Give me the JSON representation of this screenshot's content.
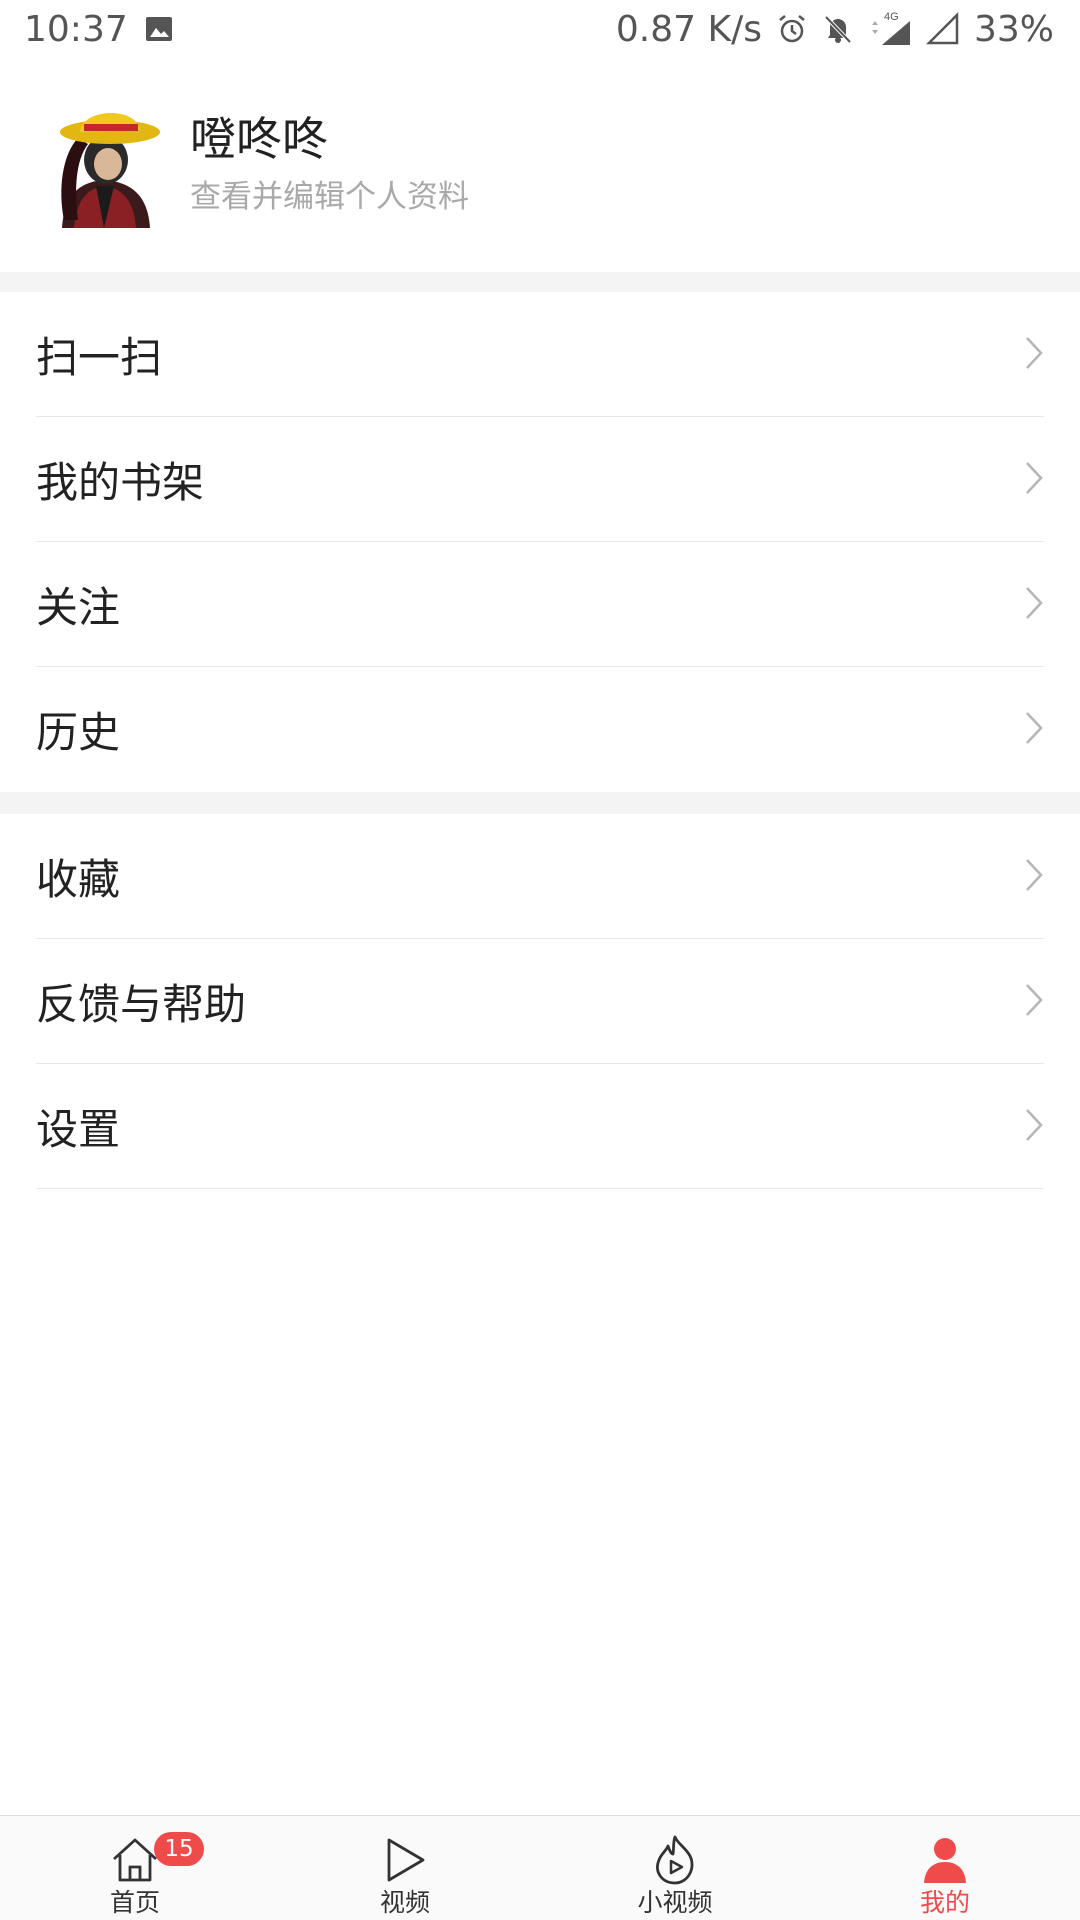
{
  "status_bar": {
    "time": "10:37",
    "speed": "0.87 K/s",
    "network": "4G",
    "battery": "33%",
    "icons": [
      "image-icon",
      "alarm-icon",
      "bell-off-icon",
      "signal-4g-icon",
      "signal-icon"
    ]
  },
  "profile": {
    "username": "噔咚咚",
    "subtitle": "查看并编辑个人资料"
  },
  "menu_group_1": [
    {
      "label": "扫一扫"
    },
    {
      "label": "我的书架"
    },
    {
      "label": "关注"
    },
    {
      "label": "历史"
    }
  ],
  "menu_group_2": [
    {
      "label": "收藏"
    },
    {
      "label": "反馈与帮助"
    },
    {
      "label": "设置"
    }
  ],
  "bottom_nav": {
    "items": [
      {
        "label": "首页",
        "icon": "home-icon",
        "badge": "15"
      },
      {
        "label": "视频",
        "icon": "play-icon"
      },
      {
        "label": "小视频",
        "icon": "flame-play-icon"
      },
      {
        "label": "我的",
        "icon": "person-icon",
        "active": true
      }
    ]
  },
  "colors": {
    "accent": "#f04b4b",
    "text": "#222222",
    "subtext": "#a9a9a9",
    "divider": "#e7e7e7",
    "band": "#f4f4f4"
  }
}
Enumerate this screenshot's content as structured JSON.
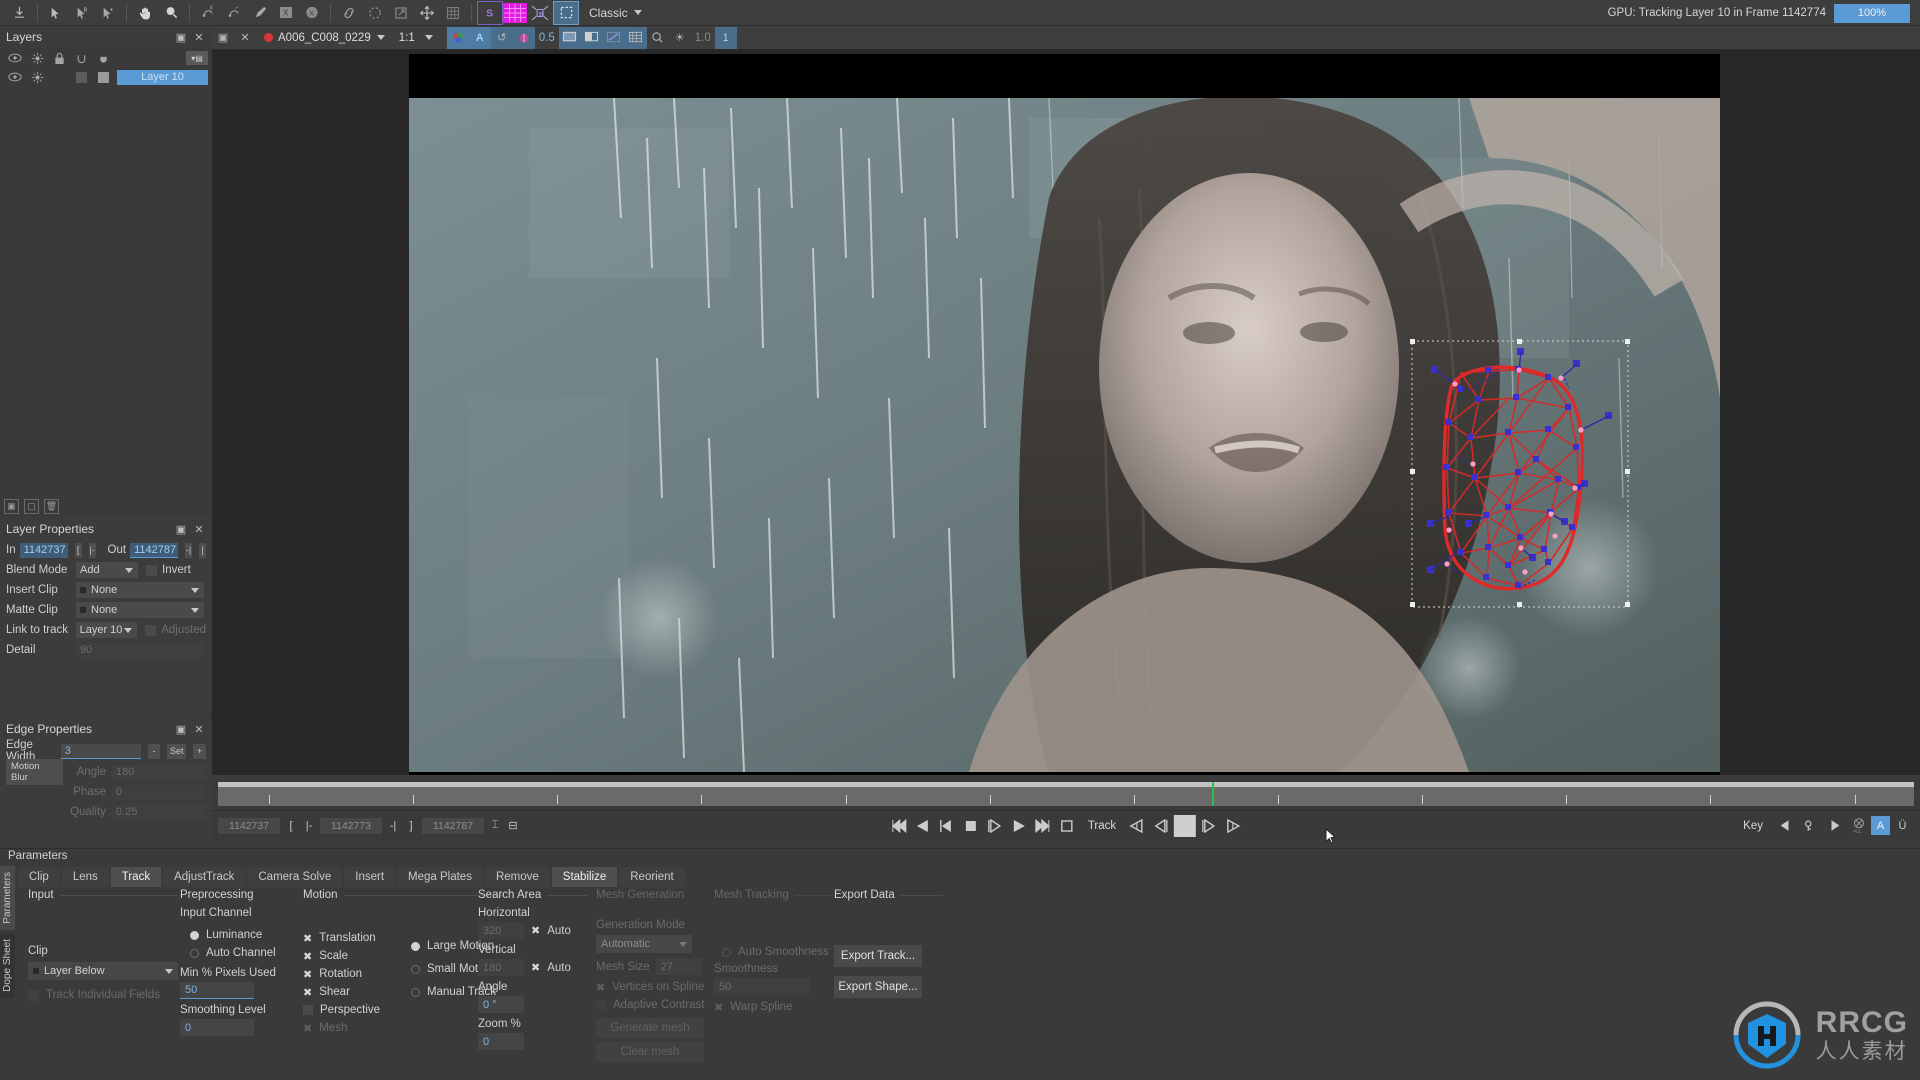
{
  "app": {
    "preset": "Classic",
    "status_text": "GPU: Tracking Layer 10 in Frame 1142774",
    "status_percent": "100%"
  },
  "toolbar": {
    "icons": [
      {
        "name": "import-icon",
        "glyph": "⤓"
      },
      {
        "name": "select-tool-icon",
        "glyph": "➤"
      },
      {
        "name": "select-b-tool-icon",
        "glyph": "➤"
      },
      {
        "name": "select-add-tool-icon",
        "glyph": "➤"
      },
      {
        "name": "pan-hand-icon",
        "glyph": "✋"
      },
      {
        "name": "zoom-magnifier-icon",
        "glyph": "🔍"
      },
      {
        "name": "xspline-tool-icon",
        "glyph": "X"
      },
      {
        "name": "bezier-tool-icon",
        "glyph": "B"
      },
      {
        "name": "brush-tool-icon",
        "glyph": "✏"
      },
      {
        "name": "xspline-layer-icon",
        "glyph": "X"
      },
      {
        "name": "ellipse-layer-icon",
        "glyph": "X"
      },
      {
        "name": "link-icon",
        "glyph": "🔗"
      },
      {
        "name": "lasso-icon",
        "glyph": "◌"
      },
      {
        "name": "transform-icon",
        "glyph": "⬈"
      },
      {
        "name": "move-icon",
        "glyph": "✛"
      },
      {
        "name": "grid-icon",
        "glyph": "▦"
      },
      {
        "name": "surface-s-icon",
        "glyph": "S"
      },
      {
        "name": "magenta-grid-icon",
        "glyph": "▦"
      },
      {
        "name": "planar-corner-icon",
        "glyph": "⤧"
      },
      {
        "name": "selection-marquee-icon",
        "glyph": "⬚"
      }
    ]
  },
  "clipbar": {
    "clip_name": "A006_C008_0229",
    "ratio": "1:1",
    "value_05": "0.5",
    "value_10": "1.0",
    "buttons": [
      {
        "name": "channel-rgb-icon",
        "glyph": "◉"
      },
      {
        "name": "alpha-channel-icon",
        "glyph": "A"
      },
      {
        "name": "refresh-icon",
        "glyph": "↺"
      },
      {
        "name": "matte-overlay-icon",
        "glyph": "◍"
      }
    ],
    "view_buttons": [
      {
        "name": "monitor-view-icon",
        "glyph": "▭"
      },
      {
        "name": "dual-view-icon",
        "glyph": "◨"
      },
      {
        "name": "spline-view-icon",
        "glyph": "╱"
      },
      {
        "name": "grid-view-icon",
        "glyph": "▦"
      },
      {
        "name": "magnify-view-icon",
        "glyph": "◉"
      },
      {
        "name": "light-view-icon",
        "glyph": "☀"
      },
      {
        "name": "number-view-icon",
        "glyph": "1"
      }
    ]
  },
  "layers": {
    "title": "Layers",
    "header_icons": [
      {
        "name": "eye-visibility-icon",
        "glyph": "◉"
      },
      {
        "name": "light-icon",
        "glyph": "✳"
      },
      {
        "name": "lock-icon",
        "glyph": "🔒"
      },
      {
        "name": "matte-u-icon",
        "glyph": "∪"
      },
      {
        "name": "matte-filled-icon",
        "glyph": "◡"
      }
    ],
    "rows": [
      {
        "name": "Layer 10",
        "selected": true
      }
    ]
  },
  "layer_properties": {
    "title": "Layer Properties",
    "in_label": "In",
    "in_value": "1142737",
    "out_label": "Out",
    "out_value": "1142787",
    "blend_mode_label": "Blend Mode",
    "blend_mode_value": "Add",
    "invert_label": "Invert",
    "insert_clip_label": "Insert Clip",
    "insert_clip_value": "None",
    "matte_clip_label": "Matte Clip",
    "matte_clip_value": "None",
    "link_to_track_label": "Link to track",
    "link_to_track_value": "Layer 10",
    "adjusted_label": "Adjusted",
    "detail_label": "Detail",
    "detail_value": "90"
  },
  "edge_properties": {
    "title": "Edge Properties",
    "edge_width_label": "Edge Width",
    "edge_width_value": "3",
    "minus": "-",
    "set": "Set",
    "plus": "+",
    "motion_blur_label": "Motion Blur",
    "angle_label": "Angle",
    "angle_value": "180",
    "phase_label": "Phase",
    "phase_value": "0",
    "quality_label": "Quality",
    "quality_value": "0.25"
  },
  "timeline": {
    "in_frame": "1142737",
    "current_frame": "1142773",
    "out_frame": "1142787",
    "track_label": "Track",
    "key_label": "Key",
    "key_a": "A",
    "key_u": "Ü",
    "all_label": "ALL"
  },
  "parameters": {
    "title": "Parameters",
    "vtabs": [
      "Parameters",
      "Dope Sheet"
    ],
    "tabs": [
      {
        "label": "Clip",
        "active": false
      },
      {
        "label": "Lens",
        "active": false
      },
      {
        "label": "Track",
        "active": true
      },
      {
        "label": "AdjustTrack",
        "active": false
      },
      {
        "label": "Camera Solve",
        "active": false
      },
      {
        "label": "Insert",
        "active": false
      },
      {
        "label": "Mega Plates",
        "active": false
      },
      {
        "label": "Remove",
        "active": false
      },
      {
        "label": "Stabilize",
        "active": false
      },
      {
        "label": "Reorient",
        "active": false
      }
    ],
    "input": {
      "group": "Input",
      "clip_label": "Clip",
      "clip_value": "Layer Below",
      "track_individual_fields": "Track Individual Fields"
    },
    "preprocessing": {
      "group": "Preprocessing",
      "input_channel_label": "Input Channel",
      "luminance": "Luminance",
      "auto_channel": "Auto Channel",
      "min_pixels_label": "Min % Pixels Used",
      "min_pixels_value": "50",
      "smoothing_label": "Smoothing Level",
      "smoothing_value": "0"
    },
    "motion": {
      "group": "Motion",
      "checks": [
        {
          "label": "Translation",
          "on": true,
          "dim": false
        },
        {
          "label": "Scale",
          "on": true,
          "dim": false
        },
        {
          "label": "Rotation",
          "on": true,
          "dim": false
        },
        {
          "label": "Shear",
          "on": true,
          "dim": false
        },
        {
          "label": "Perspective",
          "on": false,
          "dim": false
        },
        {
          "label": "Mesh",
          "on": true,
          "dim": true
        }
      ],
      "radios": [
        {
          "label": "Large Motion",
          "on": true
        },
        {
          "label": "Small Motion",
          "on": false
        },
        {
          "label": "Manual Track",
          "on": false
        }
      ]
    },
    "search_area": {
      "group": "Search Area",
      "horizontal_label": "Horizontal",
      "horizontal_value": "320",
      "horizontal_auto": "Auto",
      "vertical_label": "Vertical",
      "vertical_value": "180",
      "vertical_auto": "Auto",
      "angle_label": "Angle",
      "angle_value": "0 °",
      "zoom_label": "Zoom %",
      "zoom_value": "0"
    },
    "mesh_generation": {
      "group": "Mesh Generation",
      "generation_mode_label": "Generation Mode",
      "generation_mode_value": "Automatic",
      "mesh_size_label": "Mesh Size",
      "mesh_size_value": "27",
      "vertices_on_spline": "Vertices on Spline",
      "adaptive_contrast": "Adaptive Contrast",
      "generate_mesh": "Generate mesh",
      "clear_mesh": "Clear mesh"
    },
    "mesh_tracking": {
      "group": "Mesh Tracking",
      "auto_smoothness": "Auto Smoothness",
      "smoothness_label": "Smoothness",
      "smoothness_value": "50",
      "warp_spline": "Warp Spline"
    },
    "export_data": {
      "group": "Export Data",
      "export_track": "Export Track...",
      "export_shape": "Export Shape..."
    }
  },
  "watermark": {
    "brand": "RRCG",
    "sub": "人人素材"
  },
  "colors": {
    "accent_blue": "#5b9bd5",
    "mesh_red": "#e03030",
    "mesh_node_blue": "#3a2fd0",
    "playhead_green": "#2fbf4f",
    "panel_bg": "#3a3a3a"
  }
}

_____

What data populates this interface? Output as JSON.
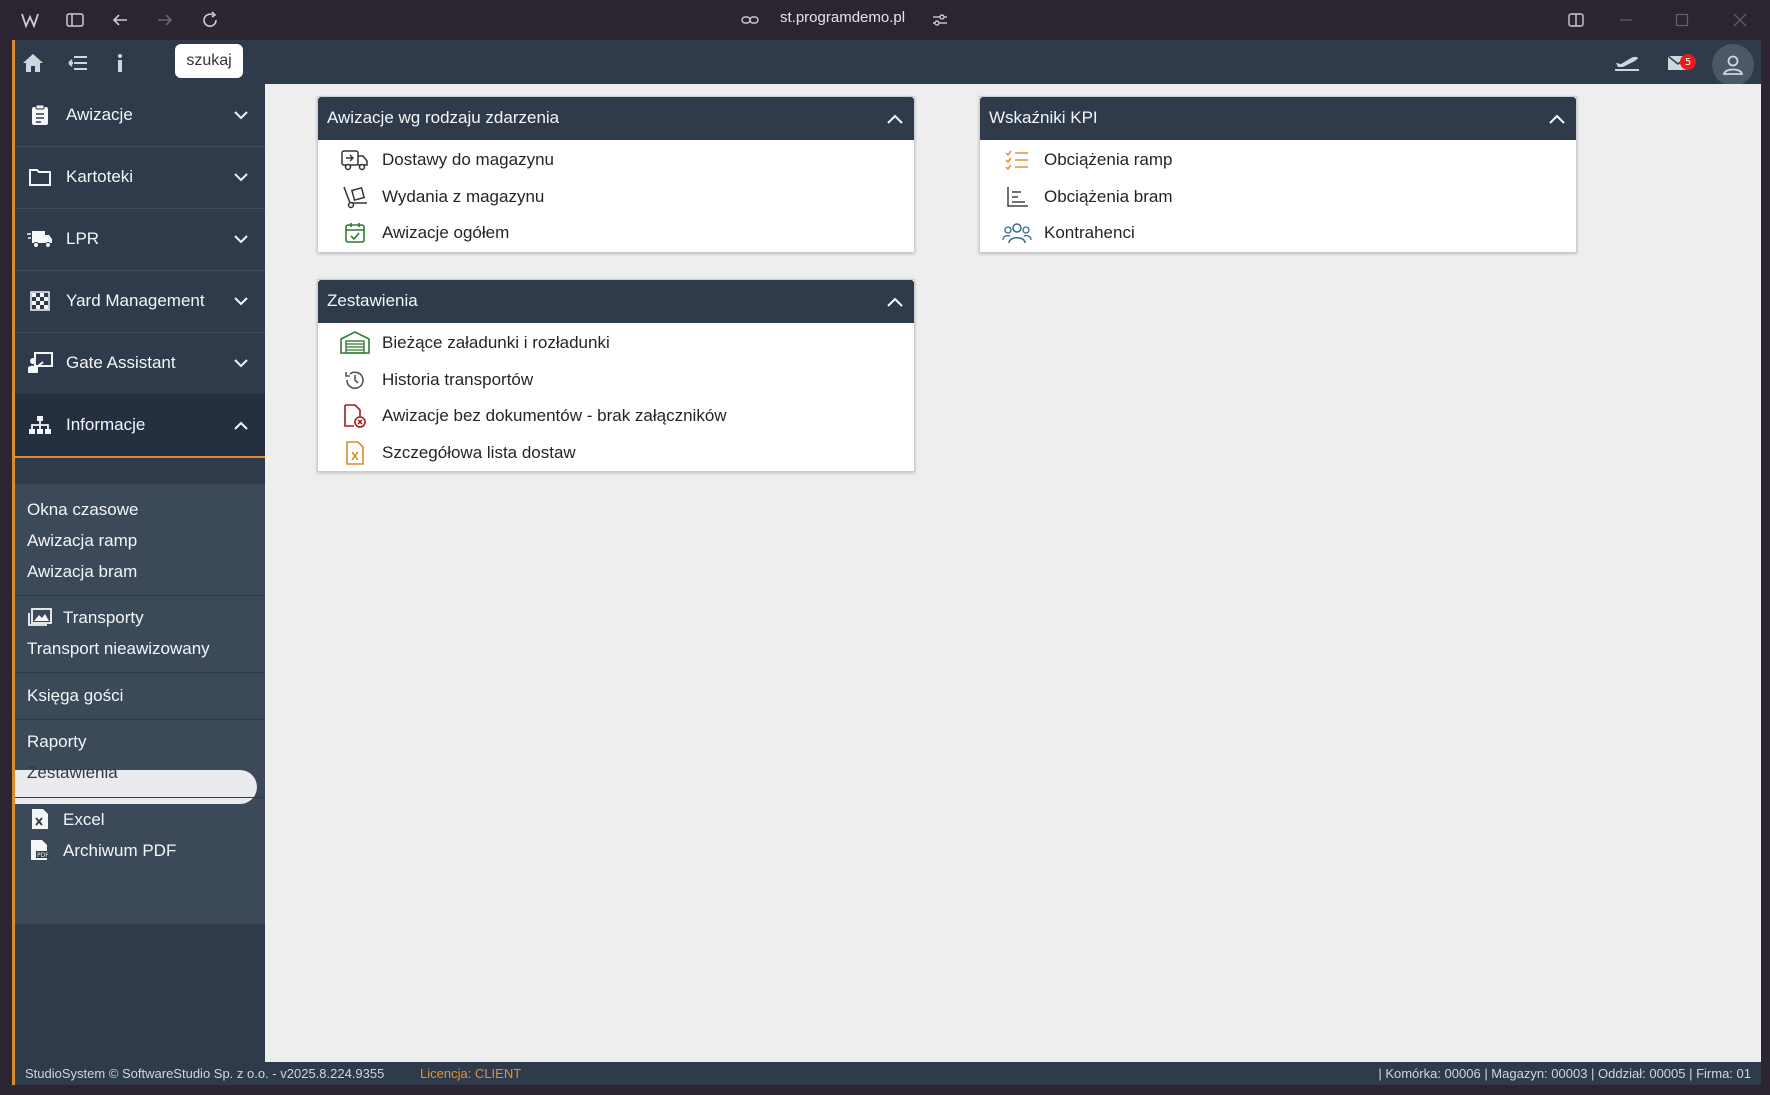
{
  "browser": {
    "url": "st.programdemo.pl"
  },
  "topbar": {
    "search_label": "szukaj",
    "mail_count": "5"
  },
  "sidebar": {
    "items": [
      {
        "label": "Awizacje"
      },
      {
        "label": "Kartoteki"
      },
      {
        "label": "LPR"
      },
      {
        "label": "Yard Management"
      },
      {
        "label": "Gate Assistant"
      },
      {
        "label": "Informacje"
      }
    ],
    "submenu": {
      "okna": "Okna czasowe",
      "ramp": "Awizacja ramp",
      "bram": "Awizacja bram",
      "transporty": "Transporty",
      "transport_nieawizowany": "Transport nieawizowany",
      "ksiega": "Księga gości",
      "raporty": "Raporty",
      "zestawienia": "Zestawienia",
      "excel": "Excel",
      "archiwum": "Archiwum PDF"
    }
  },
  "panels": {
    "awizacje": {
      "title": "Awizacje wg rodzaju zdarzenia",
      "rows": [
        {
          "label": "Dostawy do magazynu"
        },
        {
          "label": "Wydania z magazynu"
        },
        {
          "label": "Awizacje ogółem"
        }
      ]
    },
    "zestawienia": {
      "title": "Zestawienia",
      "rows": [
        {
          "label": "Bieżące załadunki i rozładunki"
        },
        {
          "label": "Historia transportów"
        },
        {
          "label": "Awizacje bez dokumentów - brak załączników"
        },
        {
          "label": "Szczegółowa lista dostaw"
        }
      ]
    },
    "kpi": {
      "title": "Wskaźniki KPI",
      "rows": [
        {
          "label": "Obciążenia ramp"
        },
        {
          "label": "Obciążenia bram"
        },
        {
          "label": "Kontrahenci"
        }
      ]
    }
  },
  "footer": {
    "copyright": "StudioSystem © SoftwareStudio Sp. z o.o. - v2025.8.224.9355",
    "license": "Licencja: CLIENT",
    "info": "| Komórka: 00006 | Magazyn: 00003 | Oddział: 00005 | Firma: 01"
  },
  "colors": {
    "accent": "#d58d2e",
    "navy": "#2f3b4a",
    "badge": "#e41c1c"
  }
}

_____

EXERCISE: Locate all lines that include the word "Awizacja" and copy them out.

THE SOLUTION:
      "ramp": "Awizacja ramp",
      "bram": "Awizacja bram",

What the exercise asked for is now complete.